■ **WORK TO COMPLETE**: What is the number of lines in the entries that include the word "Melbourne"? Respond with the number only.

■ **MATERIAL TO PROCESS**:
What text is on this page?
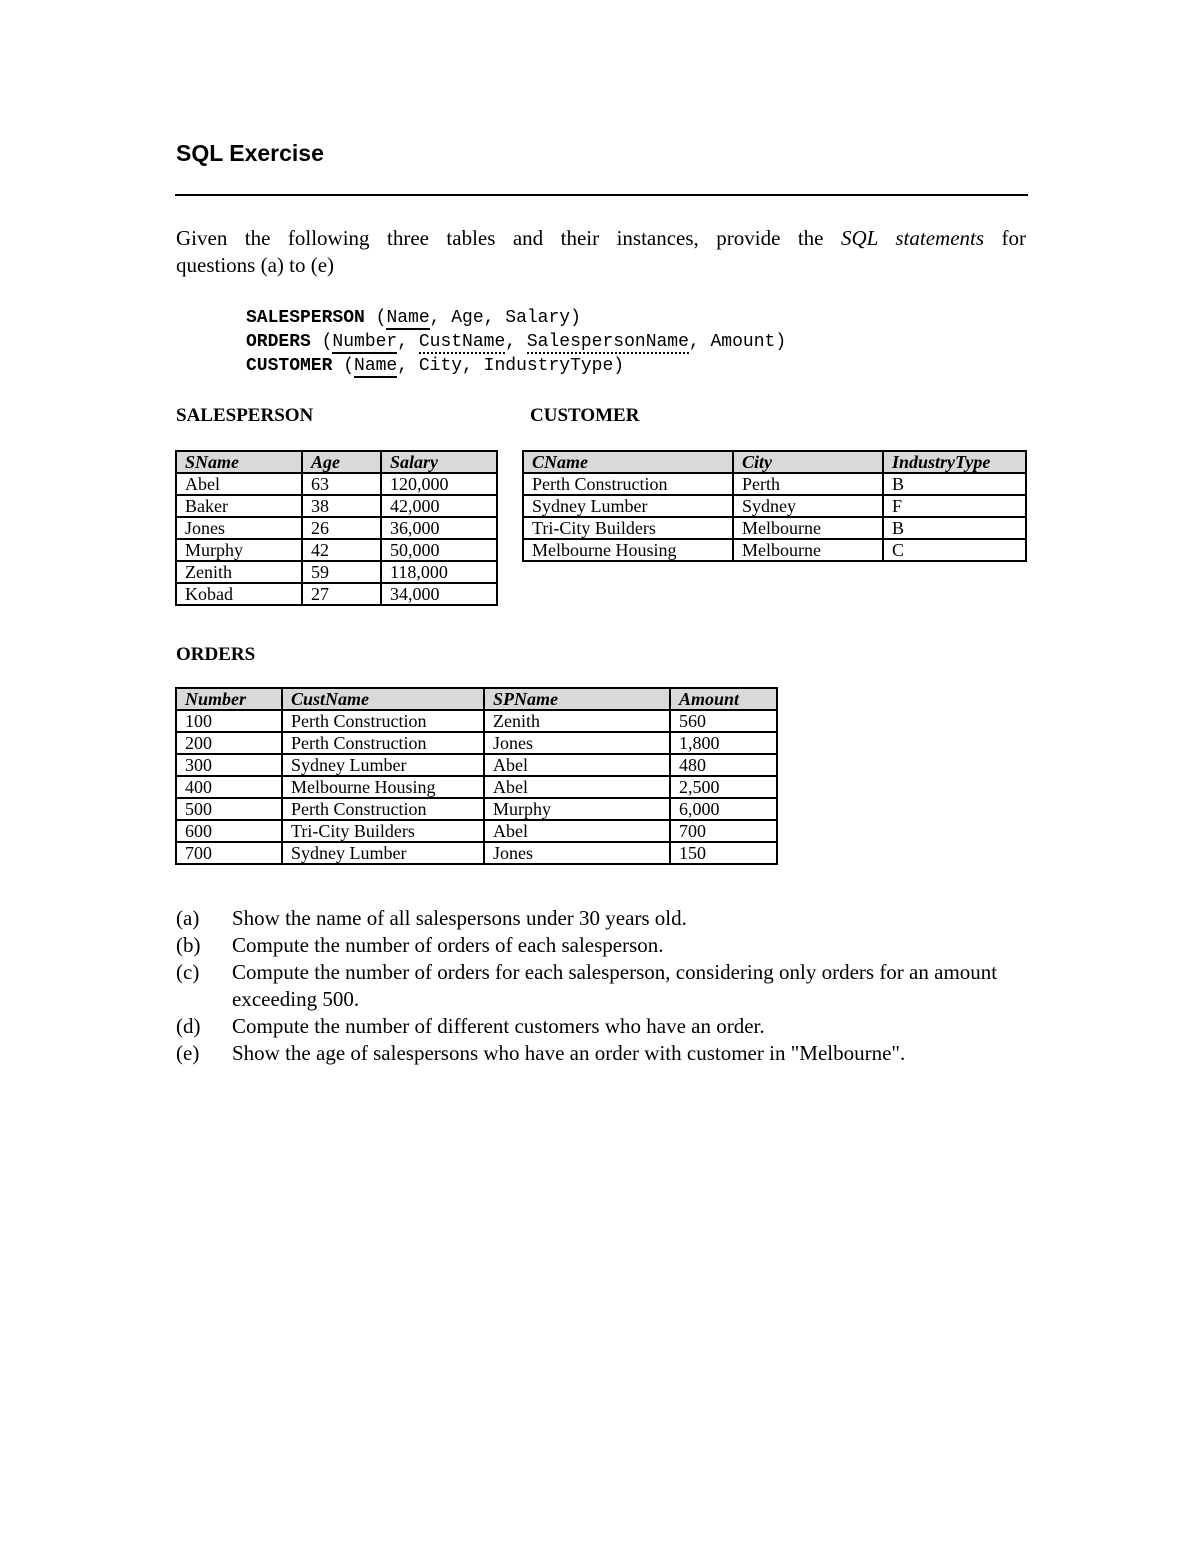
SQL Exercise
Given the following three tables and their instances, provide the SQL statements for
questions (a) to (e)
SALESPERSON (Name, Age, Salary)
ORDERS (Number, CustName, SalespersonName, Amount)
CUSTOMER (Name, City, IndustryType)
SALESPERSON	CUSTOMER
SName	Age	Salary
Abel	63	120,000
Baker	38	42,000
Jones	26	36,000
Murphy	42	50,000
Zenith	59	118,000
Kobad	27	34,000
CName	City	IndustryType
Perth Construction	Perth	B
Sydney Lumber	Sydney	F
Tri-City Builders	Melbourne	B
Melbourne Housing	Melbourne	C
ORDERS
Number	CustName	SPName	Amount
100	Perth Construction	Zenith	560
200	Perth Construction	Jones	1,800
300	Sydney Lumber	Abel	480
400	Melbourne Housing	Abel	2,500
500	Perth Construction	Murphy	6,000
600	Tri-City Builders	Abel	700
700	Sydney Lumber	Jones	150
(a)	Show the name of all salespersons under 30 years old.
(b)	Compute the number of orders of each salesperson.
(c)	Compute the number of orders for each salesperson, considering only orders for an amount exceeding 500.
(d)	Compute the number of different customers who have an order.
(e)	Show the age of salespersons who have an order with customer in "Melbourne".
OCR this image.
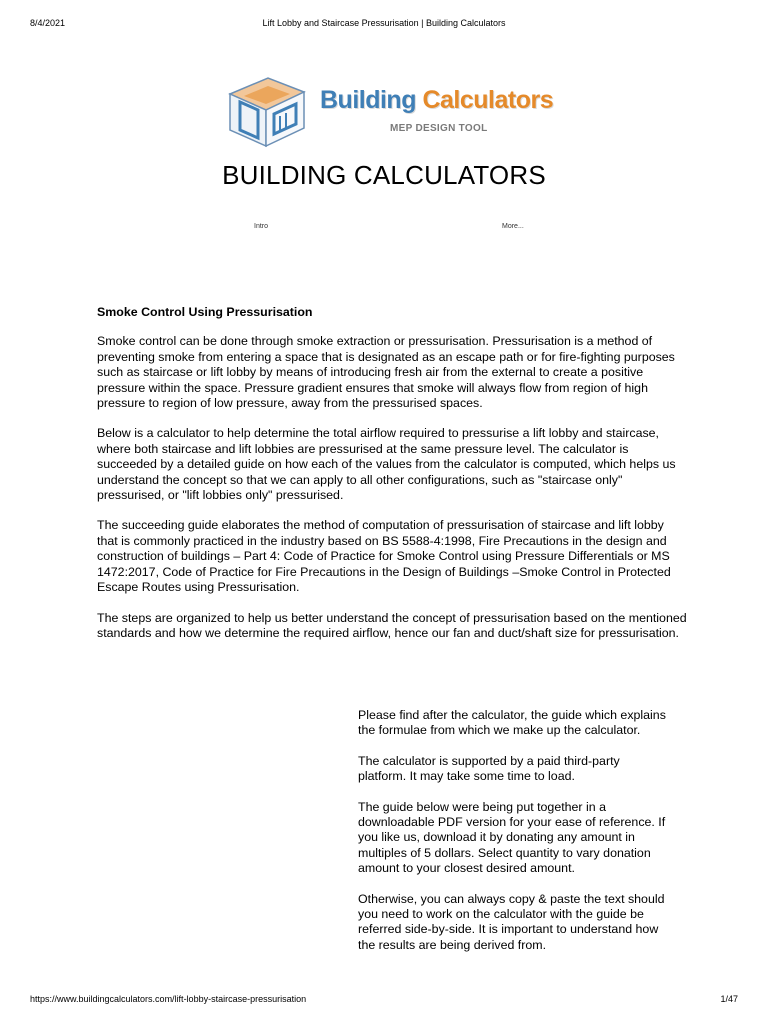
8/4/2021	Lift Lobby and Staircase Pressurisation | Building Calculators
Building Calculators
MEP DESIGN TOOL
BUILDING CALCULATORS
Intro	More...
Smoke Control Using Pressurisation

Smoke control can be done through smoke extraction or pressurisation. Pressurisation is a method of preventing smoke from entering a space that is designated as an escape path or for fire-fighting purposes such as staircase or lift lobby by means of introducing fresh air from the external to create a positive pressure within the space. Pressure gradient ensures that smoke will always flow from region of high pressure to region of low pressure, away from the pressurised spaces.

Below is a calculator to help determine the total airflow required to pressurise a lift lobby and staircase, where both staircase and lift lobbies are pressurised at the same pressure level. The calculator is succeeded by a detailed guide on how each of the values from the calculator is computed, which helps us understand the concept so that we can apply to all other configurations, such as "staircase only" pressurised, or "lift lobbies only" pressurised.

The succeeding guide elaborates the method of computation of pressurisation of staircase and lift lobby that is commonly practiced in the industry based on BS 5588-4:1998, Fire Precautions in the design and construction of buildings – Part 4: Code of Practice for Smoke Control using Pressure Differentials or MS 1472:2017, Code of Practice for Fire Precautions in the Design of Buildings –Smoke Control in Protected Escape Routes using Pressurisation.

The steps are organized to help us better understand the concept of pressurisation based on the mentioned standards and how we determine the required airflow, hence our fan and duct/shaft size for pressurisation.

Please find after the calculator, the guide which explains the formulae from which we make up the calculator.

The calculator is supported by a paid third-party platform. It may take some time to load.

The guide below were being put together in a downloadable PDF version for your ease of reference. If you like us, download it by donating any amount in multiples of 5 dollars. Select quantity to vary donation amount to your closest desired amount.

Otherwise, you can always copy & paste the text should you need to work on the calculator with the guide be referred side-by-side. It is important to understand how the results are being derived from.

https://www.buildingcalculators.com/lift-lobby-staircase-pressurisation	1/47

■ **ANSWER FOR THE TASK**: 4